◆ The task
Output solely the number of lines containing the string "source".

★ ★ ★ ★

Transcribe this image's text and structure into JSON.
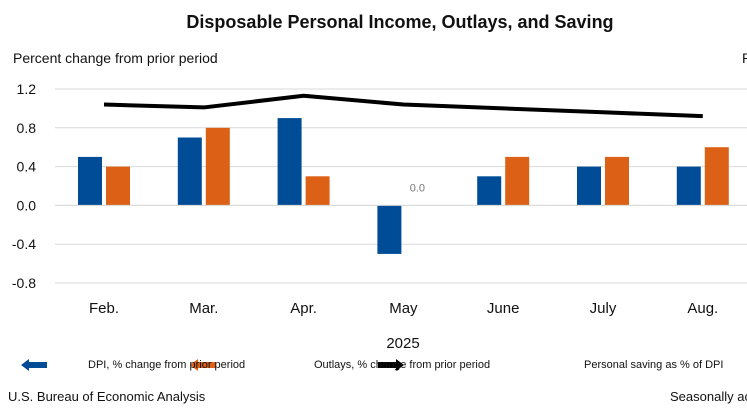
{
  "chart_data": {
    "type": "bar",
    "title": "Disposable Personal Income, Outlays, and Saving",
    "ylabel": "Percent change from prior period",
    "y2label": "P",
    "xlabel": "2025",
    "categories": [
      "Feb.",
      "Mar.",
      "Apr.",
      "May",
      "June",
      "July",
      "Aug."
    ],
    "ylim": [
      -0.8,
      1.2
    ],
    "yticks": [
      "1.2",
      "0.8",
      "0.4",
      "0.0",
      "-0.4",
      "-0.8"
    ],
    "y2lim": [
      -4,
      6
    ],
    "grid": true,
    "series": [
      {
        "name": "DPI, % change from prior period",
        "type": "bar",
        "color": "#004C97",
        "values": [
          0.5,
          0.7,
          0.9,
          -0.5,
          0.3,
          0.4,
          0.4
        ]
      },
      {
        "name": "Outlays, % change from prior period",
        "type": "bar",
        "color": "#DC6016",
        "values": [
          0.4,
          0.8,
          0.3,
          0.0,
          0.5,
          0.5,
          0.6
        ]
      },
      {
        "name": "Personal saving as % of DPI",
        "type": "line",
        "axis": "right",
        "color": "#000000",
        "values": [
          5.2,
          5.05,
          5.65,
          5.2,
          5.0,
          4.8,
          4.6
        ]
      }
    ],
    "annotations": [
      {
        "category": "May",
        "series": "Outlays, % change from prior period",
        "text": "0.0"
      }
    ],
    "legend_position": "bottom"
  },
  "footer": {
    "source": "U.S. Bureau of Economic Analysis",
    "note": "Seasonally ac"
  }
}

★ ★ ★ ★

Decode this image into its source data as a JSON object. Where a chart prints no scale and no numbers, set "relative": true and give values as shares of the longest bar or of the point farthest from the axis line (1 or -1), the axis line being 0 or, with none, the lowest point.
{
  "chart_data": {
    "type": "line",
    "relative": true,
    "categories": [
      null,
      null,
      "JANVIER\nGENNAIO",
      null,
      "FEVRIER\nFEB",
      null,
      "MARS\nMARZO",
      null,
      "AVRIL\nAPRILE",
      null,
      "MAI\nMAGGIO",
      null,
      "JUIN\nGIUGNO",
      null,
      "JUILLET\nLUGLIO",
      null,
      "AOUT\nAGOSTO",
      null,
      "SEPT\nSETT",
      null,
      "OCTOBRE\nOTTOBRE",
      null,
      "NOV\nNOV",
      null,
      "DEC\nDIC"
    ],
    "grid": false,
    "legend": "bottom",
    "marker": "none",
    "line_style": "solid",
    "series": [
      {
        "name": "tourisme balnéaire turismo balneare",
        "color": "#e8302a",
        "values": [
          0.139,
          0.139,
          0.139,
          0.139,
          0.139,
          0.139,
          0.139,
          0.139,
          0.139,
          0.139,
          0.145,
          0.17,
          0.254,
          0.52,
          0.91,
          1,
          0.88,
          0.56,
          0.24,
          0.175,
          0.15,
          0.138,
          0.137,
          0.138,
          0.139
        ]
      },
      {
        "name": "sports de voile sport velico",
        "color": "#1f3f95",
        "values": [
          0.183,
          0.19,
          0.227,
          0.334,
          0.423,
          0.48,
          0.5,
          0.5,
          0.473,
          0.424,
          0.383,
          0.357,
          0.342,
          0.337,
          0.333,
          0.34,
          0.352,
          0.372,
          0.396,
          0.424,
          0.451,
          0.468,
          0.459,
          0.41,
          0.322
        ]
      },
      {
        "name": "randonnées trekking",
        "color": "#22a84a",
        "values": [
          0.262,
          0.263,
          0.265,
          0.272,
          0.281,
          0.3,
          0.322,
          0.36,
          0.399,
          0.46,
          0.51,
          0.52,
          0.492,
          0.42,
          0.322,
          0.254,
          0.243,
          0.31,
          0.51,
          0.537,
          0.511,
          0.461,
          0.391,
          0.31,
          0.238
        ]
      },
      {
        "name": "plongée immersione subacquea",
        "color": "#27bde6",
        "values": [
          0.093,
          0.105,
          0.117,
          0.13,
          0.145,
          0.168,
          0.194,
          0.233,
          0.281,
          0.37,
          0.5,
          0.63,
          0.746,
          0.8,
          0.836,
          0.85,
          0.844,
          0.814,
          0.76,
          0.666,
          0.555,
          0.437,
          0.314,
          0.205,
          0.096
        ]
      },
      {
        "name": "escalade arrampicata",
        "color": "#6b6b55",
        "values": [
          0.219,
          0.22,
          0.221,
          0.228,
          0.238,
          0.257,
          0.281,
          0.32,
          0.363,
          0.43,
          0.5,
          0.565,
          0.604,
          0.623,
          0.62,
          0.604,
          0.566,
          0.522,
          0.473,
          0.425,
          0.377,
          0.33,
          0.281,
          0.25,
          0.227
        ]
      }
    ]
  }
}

★ ★ ★ ★

◆ Solved exercise
2